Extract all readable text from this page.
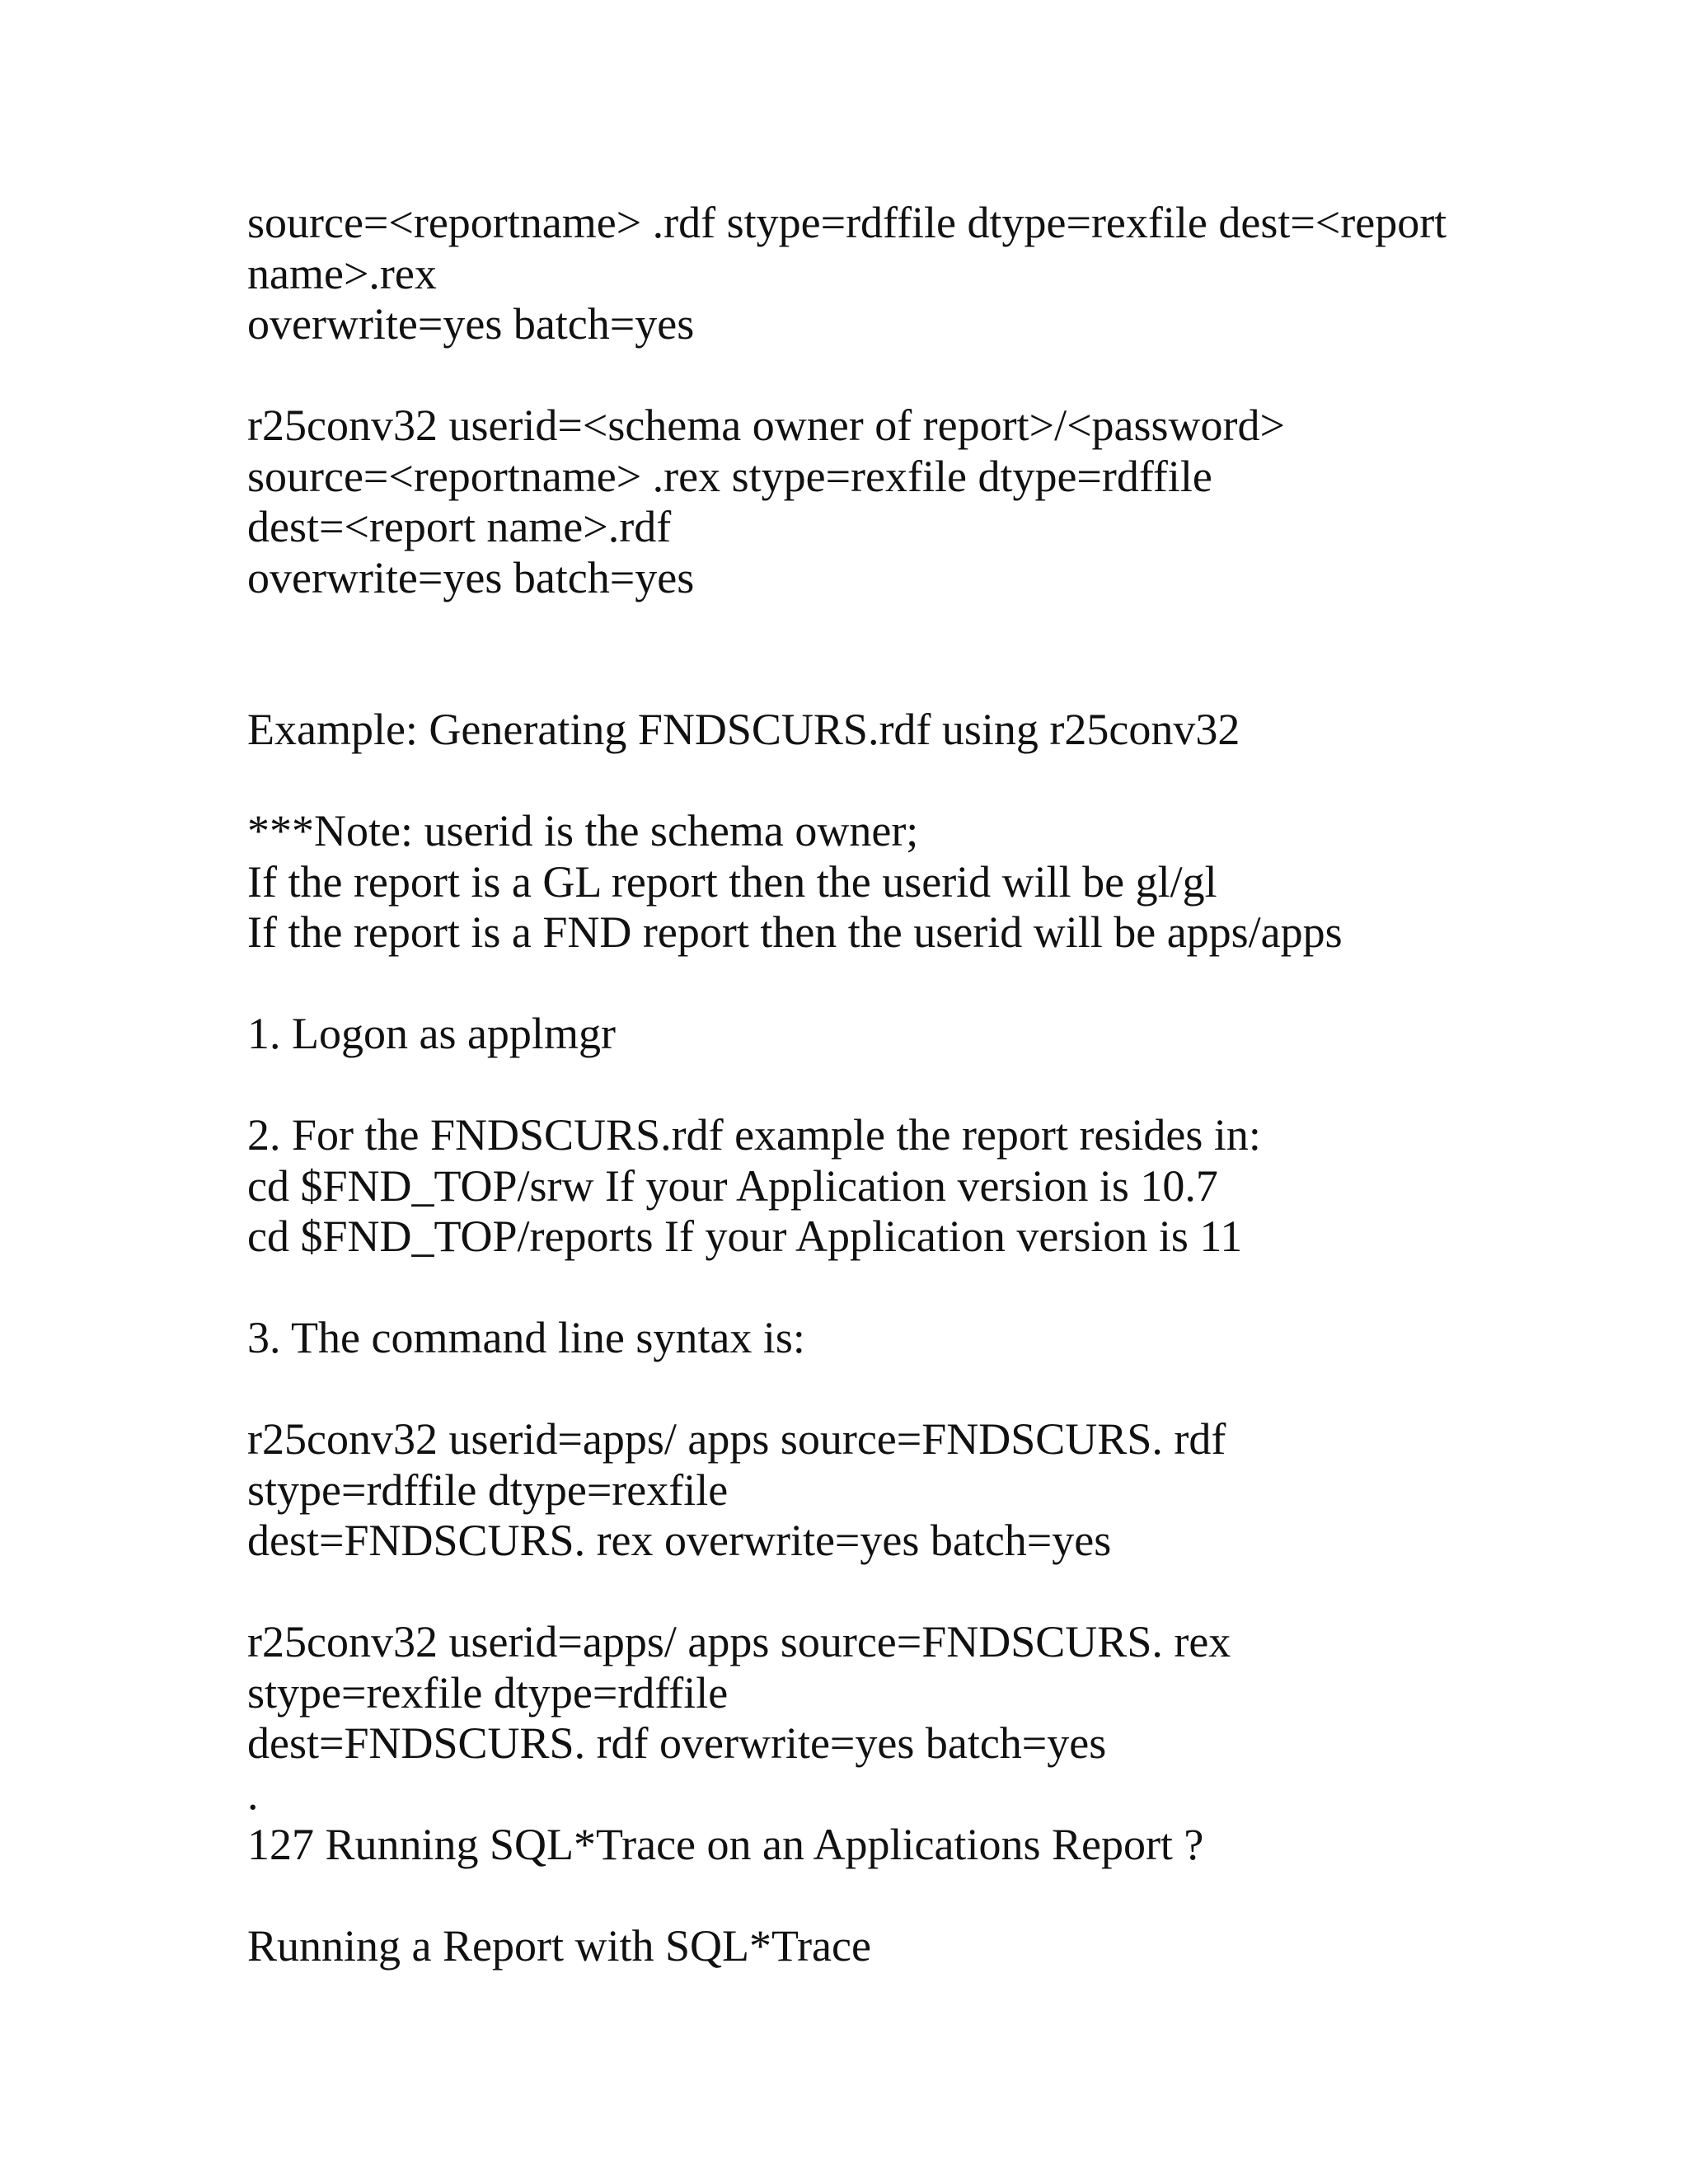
source=<reportname> .rdf stype=rdffile dtype=rexfile dest=<report
name>.rex
overwrite=yes batch=yes
r25conv32 userid=<schema owner of report>/<password>
source=<reportname> .rex stype=rexfile dtype=rdffile
dest=<report name>.rdf
overwrite=yes batch=yes
Example: Generating FNDSCURS.rdf using r25conv32
***Note: userid is the schema owner;
If the report is a GL report then the userid will be gl/gl
If the report is a FND report then the userid will be apps/apps
1. Logon as applmgr
2. For the FNDSCURS.rdf example the report resides in:
cd $FND_TOP/srw If your Application version is 10.7
cd $FND_TOP/reports If your Application version is 11
3. The command line syntax is:
r25conv32 userid=apps/ apps source=FNDSCURS. rdf
stype=rdffile dtype=rexfile
dest=FNDSCURS. rex overwrite=yes batch=yes
r25conv32 userid=apps/ apps source=FNDSCURS. rex
stype=rexfile dtype=rdffile
dest=FNDSCURS. rdf overwrite=yes batch=yes
.
127 Running SQL*Trace on an Applications Report ?
Running a Report with SQL*Trace
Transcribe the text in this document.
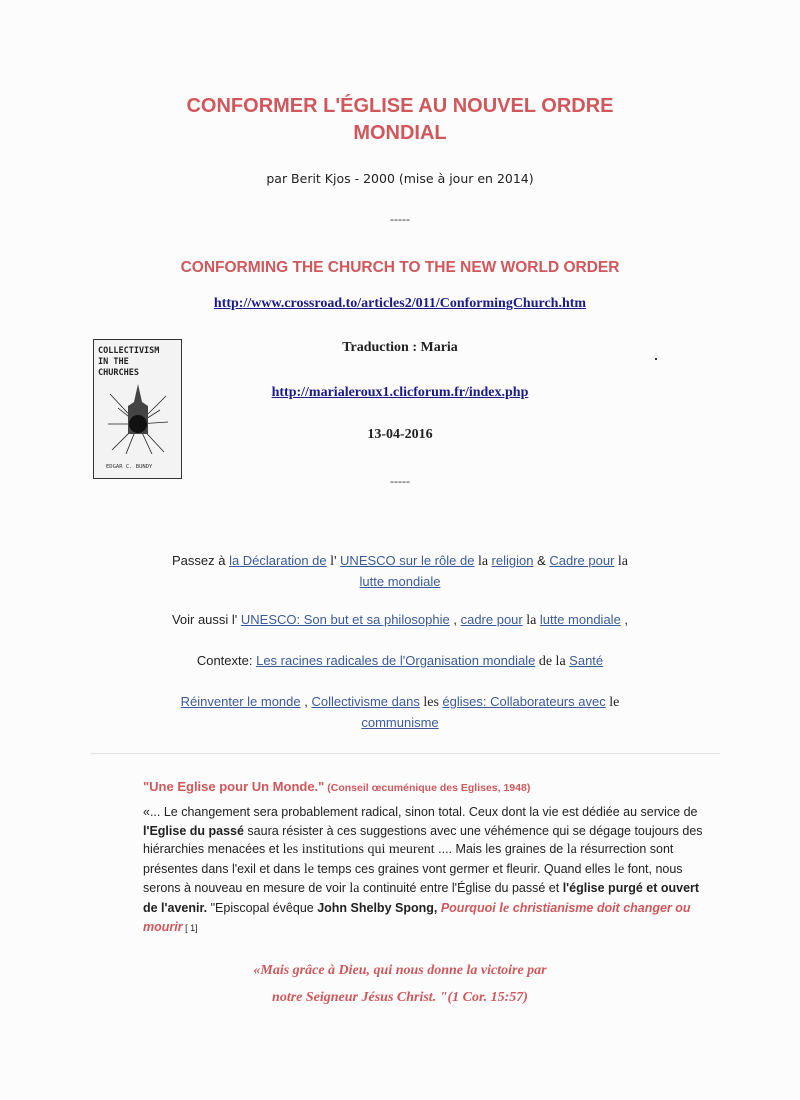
CONFORMER L'ÉGLISE AU NOUVEL ORDRE
MONDIAL
par Berit Kjos - 2000 (mise à jour en 2014)
-----
CONFORMING THE CHURCH TO THE NEW WORLD ORDER
http://www.crossroad.to/articles2/011/ConformingChurch.htm
COLLECTIVISM
IN THE
CHURCHES
EDGAR C. BUNDY
Traduction : Maria
http://marialeroux1.clicforum.fr/index.php
13-04-2016
-----
Passez à la Déclaration de l' UNESCO sur le rôle de la religion & Cadre pour la
lutte mondiale
Voir aussi l' UNESCO: Son but et sa philosophie , cadre pour la lutte mondiale ,
Contexte: Les racines radicales de l'Organisation mondiale de la Santé
Réinventer le monde , Collectivisme dans les églises: Collaborateurs avec le
communisme
"Une Eglise pour Un Monde." (Conseil œcuménique des Eglises, 1948)
«... Le changement sera probablement radical, sinon total. Ceux dont la vie est dédiée au service de l'Eglise du passé saura résister à ces suggestions avec une véhémence qui se dégage toujours des hiérarchies menacées et les institutions qui meurent .... Mais les graines de la résurrection sont présentes dans l'exil et dans le temps ces graines vont germer et fleurir. Quand elles le font, nous serons à nouveau en mesure de voir la continuité entre l'Église du passé et l'église purgé et ouvert de l'avenir. "Episcopal évêque John Shelby Spong, Pourquoi le christianisme doit changer ou mourir [ 1]
«Mais grâce à Dieu, qui nous donne la victoire par
notre Seigneur Jésus Christ. "(1 Cor. 15:57)
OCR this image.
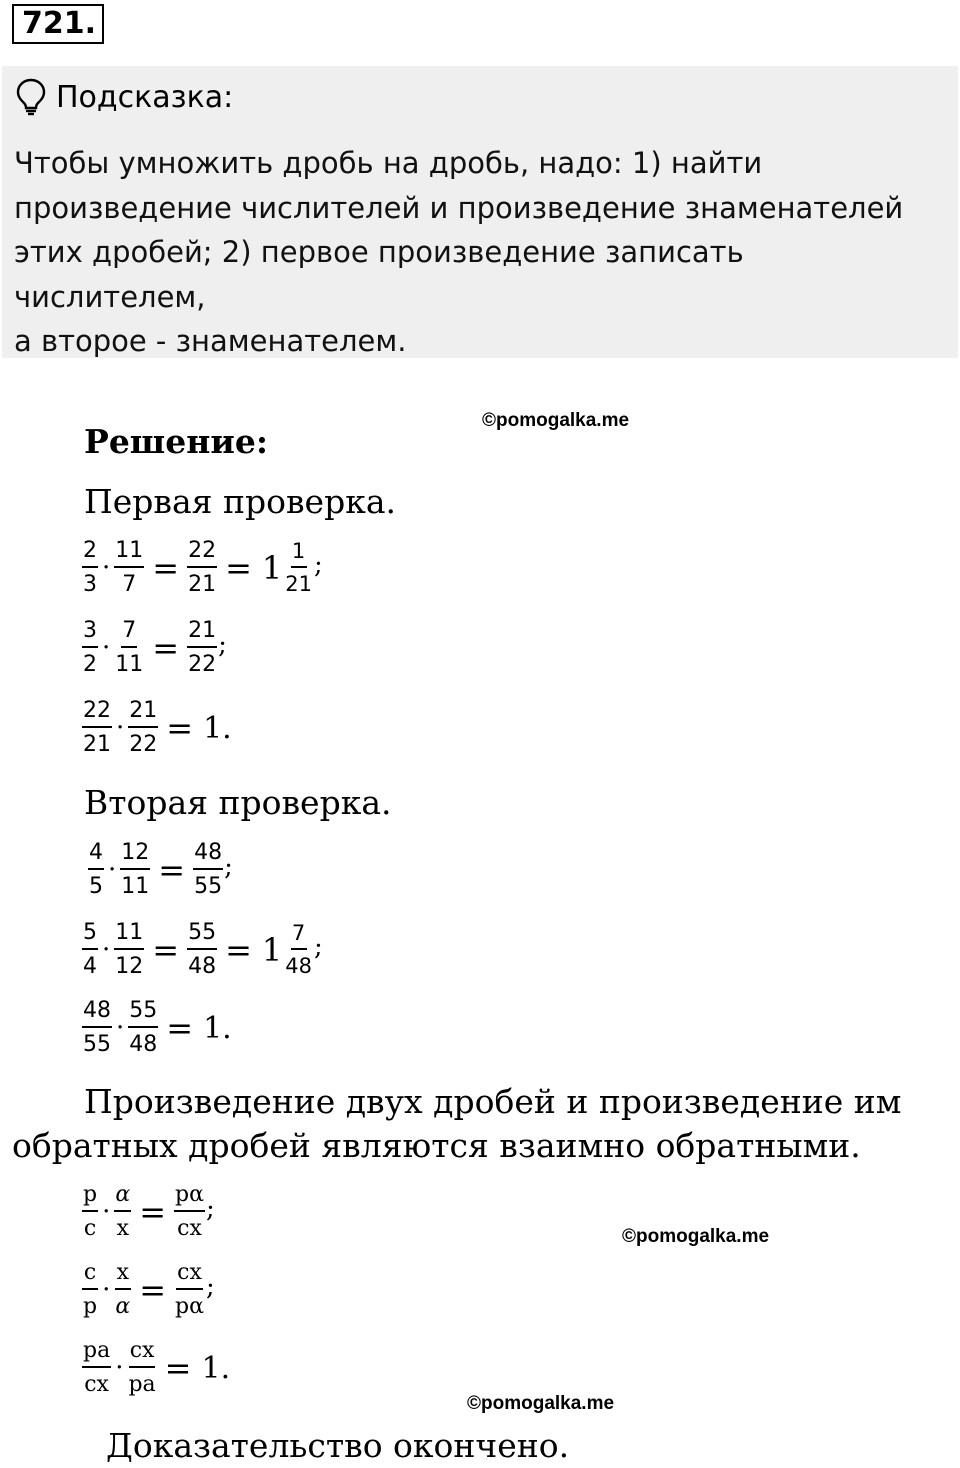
721.
Подсказка:
Чтобы умножить дробь на дробь, надо: 1) найти
произведение числителей и произведение знаменателей
этих дробей; 2) первое произведение записать числителем,
а второе - знаменателем.
©pomogalka.me
©pomogalka.me
©pomogalka.me
Решение:
Первая проверка.
$\frac{2}{3} \cdot \frac{11}{7} = \frac{22}{21} = 1 \frac{1}{21}$ ;
$\frac{3}{2} \cdot \frac{7}{11} = \frac{21}{22}$ ;
$\frac{22}{21} \cdot \frac{21}{22} = 1$.
Вторая проверка.
$\frac{4}{5} \cdot \frac{12}{11} = \frac{48}{55}$ ;
$\frac{5}{4} \cdot \frac{11}{12} = \frac{55}{48} = 1 \frac{7}{48}$ ;
$\frac{48}{55} \cdot \frac{55}{48} = 1$.
Произведение двух дробей и произведение им
обратных дробей являются взаимно обратными.
$\frac{p}{c} \cdot \frac{\alpha}{x} = \frac{p\alpha}{cx}$ ;
$\frac{c}{p} \cdot \frac{x}{\alpha} = \frac{cx}{p\alpha}$ ;
$\frac{pa}{cx} \cdot \frac{cx}{pa} = 1$.
Доказательство окончено.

**What is expected:**
Repeat the material above in full and unchanged, minus its images.

**Problem solution:**
Extract all readable text from this page.
source=<reportname> .rdf stype=rdffile dtype=rexfile dest=<report
name>.rex
overwrite=yes batch=yes
r25conv32 userid=<schema owner of report>/<password>
source=<reportname> .rex stype=rexfile dtype=rdffile
dest=<report name>.rdf
overwrite=yes batch=yes
Example: Generating FNDSCURS.rdf using r25conv32
***Note: userid is the schema owner;
If the report is a GL report then the userid will be gl/gl
If the report is a FND report then the userid will be apps/apps
1. Logon as applmgr
2. For the FNDSCURS.rdf example the report resides in:
cd $FND_TOP/srw If your Application version is 10.7
cd $FND_TOP/reports If your Application version is 11
3. The command line syntax is:
r25conv32 userid=apps/ apps source=FNDSCURS. rdf
stype=rdffile dtype=rexfile
dest=FNDSCURS. rex overwrite=yes batch=yes
r25conv32 userid=apps/ apps source=FNDSCURS. rex
stype=rexfile dtype=rdffile
dest=FNDSCURS. rdf overwrite=yes batch=yes
.
127 Running SQL*Trace on an Applications Report ?
Running a Report with SQL*Trace
Transcribe the text in this document.
CONFORMER L'ÉGLISE AU NOUVEL ORDRE
MONDIAL
par Berit Kjos - 2000 (mise à jour en 2014)
-----
CONFORMING THE CHURCH TO THE NEW WORLD ORDER
http://www.crossroad.to/articles2/011/ConformingChurch.htm
COLLECTIVISM
IN THE
CHURCHES
EDGAR C. BUNDY
Traduction : Maria
http://marialeroux1.clicforum.fr/index.php
13-04-2016
-----
Passez à la Déclaration de l' UNESCO sur le rôle de la religion & Cadre pour la
lutte mondiale
Voir aussi l' UNESCO: Son but et sa philosophie , cadre pour la lutte mondiale ,
Contexte: Les racines radicales de l'Organisation mondiale de la Santé
Réinventer le monde , Collectivisme dans les églises: Collaborateurs avec le
communisme
"Une Eglise pour Un Monde." (Conseil œcuménique des Eglises, 1948)
«... Le changement sera probablement radical, sinon total. Ceux dont la vie est dédiée au service de l'Eglise du passé saura résister à ces suggestions avec une véhémence qui se dégage toujours des hiérarchies menacées et les institutions qui meurent .... Mais les graines de la résurrection sont présentes dans l'exil et dans le temps ces graines vont germer et fleurir. Quand elles le font, nous serons à nouveau en mesure de voir la continuité entre l'Église du passé et l'église purgé et ouvert de l'avenir. "Episcopal évêque John Shelby Spong, Pourquoi le christianisme doit changer ou mourir [ 1]
«Mais grâce à Dieu, qui nous donne la victoire par
notre Seigneur Jésus Christ. "(1 Cor. 15:57)
OCR this image.
721.
Подсказка:
Чтобы умножить дробь на дробь, надо: 1) найти
произведение числителей и произведение знаменателей
этих дробей; 2) первое произведение записать числителем,
а второе - знаменателем.
©pomogalka.me
©pomogalka.me
©pomogalka.me
Решение:
Первая проверка.
$\frac{2}{3} \cdot \frac{11}{7} = \frac{22}{21} = 1 \frac{1}{21}$ ;
$\frac{3}{2} \cdot \frac{7}{11} = \frac{21}{22}$ ;
$\frac{22}{21} \cdot \frac{21}{22} = 1$.
Вторая проверка.
$\frac{4}{5} \cdot \frac{12}{11} = \frac{48}{55}$ ;
$\frac{5}{4} \cdot \frac{11}{12} = \frac{55}{48} = 1 \frac{7}{48}$ ;
$\frac{48}{55} \cdot \frac{55}{48} = 1$.
Произведение двух дробей и произведение им
обратных дробей являются взаимно обратными.
$\frac{p}{c} \cdot \frac{\alpha}{x} = \frac{p\alpha}{cx}$ ;
$\frac{c}{p} \cdot \frac{x}{\alpha} = \frac{cx}{p\alpha}$ ;
$\frac{pa}{cx} \cdot \frac{cx}{pa} = 1$.
Доказательство окончено.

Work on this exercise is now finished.